>> START
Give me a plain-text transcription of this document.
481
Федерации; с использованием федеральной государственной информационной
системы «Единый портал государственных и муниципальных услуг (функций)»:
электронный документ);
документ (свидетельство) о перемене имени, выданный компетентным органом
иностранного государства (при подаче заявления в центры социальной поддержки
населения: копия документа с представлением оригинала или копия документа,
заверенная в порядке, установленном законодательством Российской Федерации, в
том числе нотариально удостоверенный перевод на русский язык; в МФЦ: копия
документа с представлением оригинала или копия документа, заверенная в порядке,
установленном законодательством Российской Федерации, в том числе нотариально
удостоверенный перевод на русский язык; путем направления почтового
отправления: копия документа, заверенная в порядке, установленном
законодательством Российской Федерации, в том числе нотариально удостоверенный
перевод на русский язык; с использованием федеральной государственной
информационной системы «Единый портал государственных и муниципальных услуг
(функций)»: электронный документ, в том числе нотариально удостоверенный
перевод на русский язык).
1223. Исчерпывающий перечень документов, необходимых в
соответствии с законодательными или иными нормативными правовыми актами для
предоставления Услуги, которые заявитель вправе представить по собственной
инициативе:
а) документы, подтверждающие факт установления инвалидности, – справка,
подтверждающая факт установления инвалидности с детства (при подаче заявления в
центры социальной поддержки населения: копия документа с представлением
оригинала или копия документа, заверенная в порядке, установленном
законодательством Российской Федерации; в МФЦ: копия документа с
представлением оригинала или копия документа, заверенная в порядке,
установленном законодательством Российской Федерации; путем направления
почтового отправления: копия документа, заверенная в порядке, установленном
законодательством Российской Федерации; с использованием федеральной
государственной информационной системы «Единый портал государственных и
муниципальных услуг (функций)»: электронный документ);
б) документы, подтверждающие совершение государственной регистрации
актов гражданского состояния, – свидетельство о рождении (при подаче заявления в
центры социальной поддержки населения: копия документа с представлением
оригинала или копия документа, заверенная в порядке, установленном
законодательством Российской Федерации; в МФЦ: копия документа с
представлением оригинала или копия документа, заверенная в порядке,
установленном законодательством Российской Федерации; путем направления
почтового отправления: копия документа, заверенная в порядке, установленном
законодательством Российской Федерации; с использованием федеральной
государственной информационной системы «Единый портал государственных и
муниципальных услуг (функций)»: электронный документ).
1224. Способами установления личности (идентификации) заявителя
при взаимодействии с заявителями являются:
>> END
* **Prompt**
Copy every line of the listing that contains the word "Единый".

* **Exercise output**
системы «Единый портал государственных и муниципальных услуг (функций)»:
информационной системы «Единый портал государственных и муниципальных услуг
государственной информационной системы «Единый портал государственных и
государственной информационной системы «Единый портал государственных и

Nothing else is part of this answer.